The task → Can you reproduce the records below with every "candle-body" swapped for "candlestick-body" and nothing else changed?

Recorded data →
— Start —

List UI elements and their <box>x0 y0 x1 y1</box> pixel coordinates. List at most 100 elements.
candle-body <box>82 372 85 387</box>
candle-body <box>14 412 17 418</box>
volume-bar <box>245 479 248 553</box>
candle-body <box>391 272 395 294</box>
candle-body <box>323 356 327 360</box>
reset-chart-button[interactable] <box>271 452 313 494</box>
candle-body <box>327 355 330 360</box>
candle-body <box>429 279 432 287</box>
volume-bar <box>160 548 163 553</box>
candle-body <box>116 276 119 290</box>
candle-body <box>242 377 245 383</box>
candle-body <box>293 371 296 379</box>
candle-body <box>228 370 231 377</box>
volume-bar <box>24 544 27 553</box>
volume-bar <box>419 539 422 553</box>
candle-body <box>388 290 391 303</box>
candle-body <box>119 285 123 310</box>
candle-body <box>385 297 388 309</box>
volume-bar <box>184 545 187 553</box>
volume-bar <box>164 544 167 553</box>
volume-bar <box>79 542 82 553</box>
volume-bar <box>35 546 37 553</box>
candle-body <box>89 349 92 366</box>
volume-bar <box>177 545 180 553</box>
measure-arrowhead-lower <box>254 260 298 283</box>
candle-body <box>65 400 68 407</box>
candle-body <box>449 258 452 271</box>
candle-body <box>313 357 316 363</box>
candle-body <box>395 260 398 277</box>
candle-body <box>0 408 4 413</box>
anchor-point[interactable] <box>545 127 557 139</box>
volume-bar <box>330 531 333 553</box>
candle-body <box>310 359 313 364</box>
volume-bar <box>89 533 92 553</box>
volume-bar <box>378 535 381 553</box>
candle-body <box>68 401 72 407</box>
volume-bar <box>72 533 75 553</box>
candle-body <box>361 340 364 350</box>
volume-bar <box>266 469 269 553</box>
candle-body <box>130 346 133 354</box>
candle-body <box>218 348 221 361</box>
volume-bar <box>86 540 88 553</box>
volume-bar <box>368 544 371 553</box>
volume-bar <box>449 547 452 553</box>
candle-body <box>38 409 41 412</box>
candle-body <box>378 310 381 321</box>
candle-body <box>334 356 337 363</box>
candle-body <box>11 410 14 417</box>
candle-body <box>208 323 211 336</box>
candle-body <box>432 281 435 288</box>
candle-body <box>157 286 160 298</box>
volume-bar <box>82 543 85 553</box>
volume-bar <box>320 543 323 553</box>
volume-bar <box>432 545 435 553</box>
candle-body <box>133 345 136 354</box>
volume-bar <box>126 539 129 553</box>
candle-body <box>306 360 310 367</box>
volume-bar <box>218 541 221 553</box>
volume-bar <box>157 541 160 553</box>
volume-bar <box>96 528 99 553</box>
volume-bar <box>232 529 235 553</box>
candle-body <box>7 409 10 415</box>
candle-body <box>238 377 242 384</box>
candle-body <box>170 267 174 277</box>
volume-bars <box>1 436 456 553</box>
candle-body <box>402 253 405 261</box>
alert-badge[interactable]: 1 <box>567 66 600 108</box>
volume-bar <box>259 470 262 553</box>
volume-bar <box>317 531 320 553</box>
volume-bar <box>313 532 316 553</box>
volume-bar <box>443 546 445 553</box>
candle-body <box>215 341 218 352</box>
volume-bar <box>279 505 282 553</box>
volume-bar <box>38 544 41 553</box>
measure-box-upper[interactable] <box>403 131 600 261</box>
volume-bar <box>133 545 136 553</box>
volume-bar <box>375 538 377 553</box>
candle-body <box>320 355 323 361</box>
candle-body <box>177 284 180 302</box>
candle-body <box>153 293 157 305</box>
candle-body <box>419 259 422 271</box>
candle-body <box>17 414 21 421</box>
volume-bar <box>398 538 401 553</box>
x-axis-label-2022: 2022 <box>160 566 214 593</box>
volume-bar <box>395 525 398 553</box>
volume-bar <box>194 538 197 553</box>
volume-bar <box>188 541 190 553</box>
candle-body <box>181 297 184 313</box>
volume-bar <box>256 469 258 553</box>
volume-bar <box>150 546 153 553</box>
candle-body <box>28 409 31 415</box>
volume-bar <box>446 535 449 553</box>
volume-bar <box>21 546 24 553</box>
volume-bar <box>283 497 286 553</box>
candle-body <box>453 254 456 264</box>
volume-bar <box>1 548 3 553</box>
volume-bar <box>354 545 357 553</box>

— End —

Answer below →
List UI elements and their <box>x0 y0 x1 y1</box> pixel coordinates. List at most 100 elements.
candlestick-body <box>82 372 85 387</box>
candlestick-body <box>14 412 17 418</box>
volume-bar <box>245 479 248 553</box>
candlestick-body <box>391 272 395 294</box>
candlestick-body <box>323 356 327 360</box>
reset-chart-button[interactable] <box>271 452 313 494</box>
candlestick-body <box>327 355 330 360</box>
candlestick-body <box>429 279 432 287</box>
volume-bar <box>160 548 163 553</box>
candlestick-body <box>116 276 119 290</box>
candlestick-body <box>242 377 245 383</box>
candlestick-body <box>293 371 296 379</box>
candlestick-body <box>228 370 231 377</box>
volume-bar <box>24 544 27 553</box>
volume-bar <box>419 539 422 553</box>
candlestick-body <box>388 290 391 303</box>
candlestick-body <box>119 285 123 310</box>
candlestick-body <box>385 297 388 309</box>
volume-bar <box>184 545 187 553</box>
volume-bar <box>164 544 167 553</box>
volume-bar <box>79 542 82 553</box>
volume-bar <box>35 546 37 553</box>
candlestick-body <box>89 349 92 366</box>
volume-bar <box>177 545 180 553</box>
measure-arrowhead-lower <box>254 260 298 283</box>
candlestick-body <box>65 400 68 407</box>
candlestick-body <box>449 258 452 271</box>
candlestick-body <box>313 357 316 363</box>
candlestick-body <box>395 260 398 277</box>
candlestick-body <box>0 408 4 413</box>
anchor-point[interactable] <box>545 127 557 139</box>
volume-bar <box>330 531 333 553</box>
candlestick-body <box>310 359 313 364</box>
volume-bar <box>89 533 92 553</box>
volume-bar <box>378 535 381 553</box>
candlestick-body <box>68 401 72 407</box>
volume-bar <box>72 533 75 553</box>
candlestick-body <box>361 340 364 350</box>
volume-bar <box>266 469 269 553</box>
candlestick-body <box>130 346 133 354</box>
candlestick-body <box>218 348 221 361</box>
volume-bar <box>86 540 88 553</box>
volume-bar <box>368 544 371 553</box>
volume-bar <box>449 547 452 553</box>
candlestick-body <box>38 409 41 412</box>
candlestick-body <box>378 310 381 321</box>
candlestick-body <box>334 356 337 363</box>
candlestick-body <box>11 410 14 417</box>
candlestick-body <box>208 323 211 336</box>
candlestick-body <box>432 281 435 288</box>
candlestick-body <box>157 286 160 298</box>
volume-bar <box>82 543 85 553</box>
volume-bar <box>320 543 323 553</box>
volume-bar <box>432 545 435 553</box>
candlestick-body <box>133 345 136 354</box>
volume-bar <box>126 539 129 553</box>
candlestick-body <box>306 360 310 367</box>
volume-bar <box>218 541 221 553</box>
volume-bar <box>157 541 160 553</box>
volume-bar <box>96 528 99 553</box>
volume-bar <box>232 529 235 553</box>
candlestick-body <box>7 409 10 415</box>
candlestick-body <box>238 377 242 384</box>
candlestick-body <box>170 267 174 277</box>
volume-bars <box>1 436 456 553</box>
candlestick-body <box>402 253 405 261</box>
alert-badge[interactable]: 1 <box>567 66 600 108</box>
volume-bar <box>259 470 262 553</box>
volume-bar <box>317 531 320 553</box>
volume-bar <box>313 532 316 553</box>
volume-bar <box>443 546 445 553</box>
candlestick-body <box>215 341 218 352</box>
volume-bar <box>279 505 282 553</box>
volume-bar <box>38 544 41 553</box>
measure-box-upper[interactable] <box>403 131 600 261</box>
volume-bar <box>133 545 136 553</box>
volume-bar <box>375 538 377 553</box>
candlestick-body <box>320 355 323 361</box>
candlestick-body <box>177 284 180 302</box>
candlestick-body <box>153 293 157 305</box>
candlestick-body <box>419 259 422 271</box>
candlestick-body <box>17 414 21 421</box>
volume-bar <box>398 538 401 553</box>
x-axis-label-2022: 2022 <box>160 566 214 593</box>
volume-bar <box>395 525 398 553</box>
volume-bar <box>194 538 197 553</box>
volume-bar <box>188 541 190 553</box>
candlestick-body <box>181 297 184 313</box>
volume-bar <box>256 469 258 553</box>
volume-bar <box>150 546 153 553</box>
candlestick-body <box>28 409 31 415</box>
volume-bar <box>446 535 449 553</box>
volume-bar <box>21 546 24 553</box>
volume-bar <box>283 497 286 553</box>
candlestick-body <box>453 254 456 264</box>
volume-bar <box>1 548 3 553</box>
volume-bar <box>354 545 357 553</box>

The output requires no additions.